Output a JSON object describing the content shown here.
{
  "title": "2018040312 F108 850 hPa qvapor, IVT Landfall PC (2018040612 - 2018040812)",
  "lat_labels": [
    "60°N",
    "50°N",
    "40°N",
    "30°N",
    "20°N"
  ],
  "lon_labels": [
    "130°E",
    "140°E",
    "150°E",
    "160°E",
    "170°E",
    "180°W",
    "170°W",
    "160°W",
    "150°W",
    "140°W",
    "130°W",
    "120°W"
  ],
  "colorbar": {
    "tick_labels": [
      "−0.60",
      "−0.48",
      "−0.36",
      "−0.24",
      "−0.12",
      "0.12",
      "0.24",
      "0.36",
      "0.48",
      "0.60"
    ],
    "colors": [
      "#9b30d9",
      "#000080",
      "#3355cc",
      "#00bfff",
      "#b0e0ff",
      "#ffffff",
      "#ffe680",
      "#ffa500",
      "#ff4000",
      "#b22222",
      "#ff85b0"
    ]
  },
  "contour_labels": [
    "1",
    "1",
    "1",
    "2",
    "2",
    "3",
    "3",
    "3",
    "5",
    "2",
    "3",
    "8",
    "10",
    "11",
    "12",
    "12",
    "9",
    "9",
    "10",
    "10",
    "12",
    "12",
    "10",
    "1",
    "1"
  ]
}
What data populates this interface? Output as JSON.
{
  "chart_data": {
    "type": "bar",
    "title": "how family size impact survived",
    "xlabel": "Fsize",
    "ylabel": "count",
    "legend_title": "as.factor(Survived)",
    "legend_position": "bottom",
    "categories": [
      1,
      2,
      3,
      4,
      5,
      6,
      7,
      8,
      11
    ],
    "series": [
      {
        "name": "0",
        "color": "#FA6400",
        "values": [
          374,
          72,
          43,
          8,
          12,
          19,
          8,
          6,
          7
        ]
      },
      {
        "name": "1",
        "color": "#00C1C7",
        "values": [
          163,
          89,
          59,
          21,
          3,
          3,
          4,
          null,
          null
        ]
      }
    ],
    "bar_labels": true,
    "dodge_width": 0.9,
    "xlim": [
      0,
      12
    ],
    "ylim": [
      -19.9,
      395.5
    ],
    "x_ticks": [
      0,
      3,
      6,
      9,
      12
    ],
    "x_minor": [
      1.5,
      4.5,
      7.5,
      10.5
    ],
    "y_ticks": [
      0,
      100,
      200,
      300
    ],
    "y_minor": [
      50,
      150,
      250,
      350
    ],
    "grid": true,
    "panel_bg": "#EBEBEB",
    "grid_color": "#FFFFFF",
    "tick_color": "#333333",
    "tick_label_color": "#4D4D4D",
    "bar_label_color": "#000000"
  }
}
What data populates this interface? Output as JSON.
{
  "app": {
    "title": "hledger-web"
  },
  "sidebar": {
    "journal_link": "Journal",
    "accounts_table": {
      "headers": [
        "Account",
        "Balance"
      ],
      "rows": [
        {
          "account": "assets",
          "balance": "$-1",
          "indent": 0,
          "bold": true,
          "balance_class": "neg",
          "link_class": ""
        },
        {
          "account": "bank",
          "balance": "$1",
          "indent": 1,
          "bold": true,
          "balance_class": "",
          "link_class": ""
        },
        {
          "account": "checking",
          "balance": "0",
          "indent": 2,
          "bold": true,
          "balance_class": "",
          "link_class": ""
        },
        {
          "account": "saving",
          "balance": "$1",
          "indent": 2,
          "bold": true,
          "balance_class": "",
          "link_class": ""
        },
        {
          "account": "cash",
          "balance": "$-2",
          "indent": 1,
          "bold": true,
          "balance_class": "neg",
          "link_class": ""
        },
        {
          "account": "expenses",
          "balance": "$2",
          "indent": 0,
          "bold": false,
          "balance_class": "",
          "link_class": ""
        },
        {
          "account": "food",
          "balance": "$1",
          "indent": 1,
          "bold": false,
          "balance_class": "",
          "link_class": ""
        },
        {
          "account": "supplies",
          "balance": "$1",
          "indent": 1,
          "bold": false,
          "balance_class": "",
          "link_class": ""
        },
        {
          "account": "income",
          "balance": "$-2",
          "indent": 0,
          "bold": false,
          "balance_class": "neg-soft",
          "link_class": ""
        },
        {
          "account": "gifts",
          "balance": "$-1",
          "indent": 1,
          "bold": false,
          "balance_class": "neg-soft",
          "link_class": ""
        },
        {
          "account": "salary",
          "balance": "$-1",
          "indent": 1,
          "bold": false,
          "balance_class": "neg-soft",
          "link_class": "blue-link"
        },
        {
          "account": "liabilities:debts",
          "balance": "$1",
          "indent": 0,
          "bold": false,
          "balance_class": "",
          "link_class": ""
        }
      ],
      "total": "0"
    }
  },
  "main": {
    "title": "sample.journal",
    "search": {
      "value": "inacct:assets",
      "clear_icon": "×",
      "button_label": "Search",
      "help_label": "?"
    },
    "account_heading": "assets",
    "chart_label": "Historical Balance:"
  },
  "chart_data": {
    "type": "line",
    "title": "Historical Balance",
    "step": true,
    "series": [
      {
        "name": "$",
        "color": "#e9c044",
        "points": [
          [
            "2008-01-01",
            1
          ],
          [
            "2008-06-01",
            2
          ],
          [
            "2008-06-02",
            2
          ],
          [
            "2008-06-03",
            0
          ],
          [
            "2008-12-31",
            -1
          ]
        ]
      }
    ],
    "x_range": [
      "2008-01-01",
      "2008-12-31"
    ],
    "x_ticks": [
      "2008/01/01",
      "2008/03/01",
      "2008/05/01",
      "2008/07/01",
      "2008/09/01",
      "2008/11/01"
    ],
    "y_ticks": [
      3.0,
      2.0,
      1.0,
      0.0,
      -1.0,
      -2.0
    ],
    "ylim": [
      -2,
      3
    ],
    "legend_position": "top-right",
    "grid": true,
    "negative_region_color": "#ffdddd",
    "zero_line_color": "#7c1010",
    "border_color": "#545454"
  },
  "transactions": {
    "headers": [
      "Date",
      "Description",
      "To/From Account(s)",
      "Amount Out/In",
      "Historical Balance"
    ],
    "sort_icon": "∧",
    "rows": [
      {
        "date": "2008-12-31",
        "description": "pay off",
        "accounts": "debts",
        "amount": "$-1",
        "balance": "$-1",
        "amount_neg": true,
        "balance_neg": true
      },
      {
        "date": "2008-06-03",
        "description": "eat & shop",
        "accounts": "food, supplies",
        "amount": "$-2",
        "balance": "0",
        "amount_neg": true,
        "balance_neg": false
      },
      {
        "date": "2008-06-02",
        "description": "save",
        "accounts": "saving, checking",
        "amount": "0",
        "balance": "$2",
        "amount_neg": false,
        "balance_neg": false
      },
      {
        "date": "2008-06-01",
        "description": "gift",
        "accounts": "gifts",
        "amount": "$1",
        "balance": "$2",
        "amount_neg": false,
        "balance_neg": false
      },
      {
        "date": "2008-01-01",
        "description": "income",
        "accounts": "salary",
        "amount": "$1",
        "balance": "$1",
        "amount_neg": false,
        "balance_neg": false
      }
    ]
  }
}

◆ ◆ ◆ ◆

The task:
Locate all lines in the listing above with the word "checking" and copy them.

Complete output:
          "account": "checking",
        "accounts": "saving, checking",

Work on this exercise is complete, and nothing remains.